Data to process:
====================

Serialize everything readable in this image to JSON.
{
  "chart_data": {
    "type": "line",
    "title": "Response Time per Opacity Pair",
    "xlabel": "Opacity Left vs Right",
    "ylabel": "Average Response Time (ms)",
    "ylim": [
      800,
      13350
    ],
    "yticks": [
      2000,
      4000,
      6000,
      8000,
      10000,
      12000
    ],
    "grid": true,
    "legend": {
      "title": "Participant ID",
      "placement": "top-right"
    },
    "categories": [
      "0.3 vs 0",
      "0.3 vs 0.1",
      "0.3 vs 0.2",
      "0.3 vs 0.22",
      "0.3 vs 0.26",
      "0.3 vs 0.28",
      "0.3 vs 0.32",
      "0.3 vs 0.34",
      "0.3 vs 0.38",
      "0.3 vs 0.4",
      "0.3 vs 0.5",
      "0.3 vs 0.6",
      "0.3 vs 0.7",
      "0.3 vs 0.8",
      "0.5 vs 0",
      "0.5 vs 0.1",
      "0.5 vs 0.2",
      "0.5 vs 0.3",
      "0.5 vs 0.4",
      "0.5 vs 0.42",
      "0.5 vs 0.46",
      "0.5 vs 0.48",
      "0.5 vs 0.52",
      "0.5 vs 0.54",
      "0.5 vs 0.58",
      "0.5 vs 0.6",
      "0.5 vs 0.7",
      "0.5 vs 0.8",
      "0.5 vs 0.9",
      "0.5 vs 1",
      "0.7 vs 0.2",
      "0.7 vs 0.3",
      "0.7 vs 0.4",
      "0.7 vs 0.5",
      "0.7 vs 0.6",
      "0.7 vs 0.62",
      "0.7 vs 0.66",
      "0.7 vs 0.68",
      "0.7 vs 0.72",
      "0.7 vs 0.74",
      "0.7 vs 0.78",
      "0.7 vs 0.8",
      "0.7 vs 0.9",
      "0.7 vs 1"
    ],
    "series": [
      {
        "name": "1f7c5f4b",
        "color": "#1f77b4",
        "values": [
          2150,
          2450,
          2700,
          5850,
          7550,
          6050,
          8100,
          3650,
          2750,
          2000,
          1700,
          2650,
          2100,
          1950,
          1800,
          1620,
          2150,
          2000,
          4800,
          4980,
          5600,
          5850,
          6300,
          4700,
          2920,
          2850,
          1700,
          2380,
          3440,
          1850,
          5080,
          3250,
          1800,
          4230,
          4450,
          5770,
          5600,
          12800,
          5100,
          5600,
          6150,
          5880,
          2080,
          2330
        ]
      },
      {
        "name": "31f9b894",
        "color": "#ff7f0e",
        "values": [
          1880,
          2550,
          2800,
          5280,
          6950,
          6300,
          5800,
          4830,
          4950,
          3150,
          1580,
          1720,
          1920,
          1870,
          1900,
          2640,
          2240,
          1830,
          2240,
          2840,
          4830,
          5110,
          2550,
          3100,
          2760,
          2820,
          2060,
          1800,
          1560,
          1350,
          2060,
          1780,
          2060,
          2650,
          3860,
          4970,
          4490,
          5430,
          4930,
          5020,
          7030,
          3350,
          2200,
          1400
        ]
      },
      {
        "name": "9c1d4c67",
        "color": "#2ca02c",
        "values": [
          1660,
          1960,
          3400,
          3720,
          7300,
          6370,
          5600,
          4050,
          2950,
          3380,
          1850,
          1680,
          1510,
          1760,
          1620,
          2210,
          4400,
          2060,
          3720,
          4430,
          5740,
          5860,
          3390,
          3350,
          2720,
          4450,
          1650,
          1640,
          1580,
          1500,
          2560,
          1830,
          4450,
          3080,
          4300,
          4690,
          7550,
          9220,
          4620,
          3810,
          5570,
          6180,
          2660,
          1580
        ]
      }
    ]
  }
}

====================

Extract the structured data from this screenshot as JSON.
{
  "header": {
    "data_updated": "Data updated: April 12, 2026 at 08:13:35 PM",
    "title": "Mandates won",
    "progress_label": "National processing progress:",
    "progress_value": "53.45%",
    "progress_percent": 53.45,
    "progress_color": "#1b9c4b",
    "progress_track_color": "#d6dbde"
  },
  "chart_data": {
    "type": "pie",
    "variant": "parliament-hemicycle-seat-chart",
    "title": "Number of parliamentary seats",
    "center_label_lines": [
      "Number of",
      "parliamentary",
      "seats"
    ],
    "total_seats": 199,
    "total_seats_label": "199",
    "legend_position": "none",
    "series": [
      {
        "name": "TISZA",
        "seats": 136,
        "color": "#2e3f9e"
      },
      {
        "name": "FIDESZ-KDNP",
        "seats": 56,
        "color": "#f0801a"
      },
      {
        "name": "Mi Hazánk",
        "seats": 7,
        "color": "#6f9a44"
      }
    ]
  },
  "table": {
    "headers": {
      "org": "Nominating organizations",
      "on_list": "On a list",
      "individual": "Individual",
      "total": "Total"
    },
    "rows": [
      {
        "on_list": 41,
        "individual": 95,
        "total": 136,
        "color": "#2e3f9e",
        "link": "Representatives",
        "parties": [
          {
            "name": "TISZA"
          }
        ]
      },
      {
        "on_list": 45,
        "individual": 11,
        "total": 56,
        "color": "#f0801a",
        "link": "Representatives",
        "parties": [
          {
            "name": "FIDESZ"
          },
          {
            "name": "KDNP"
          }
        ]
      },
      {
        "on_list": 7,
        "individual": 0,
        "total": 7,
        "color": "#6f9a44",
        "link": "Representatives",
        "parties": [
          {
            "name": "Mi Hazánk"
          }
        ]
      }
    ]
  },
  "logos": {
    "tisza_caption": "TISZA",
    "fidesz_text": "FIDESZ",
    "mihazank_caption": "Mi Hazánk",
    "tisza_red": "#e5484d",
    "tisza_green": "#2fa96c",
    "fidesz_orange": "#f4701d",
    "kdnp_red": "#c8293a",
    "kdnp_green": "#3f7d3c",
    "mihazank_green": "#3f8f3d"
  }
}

====================

Problem requirements: Determine how many lines of the data contain the word "Hazánk", and reply with that number only.

Result for this exercise: 3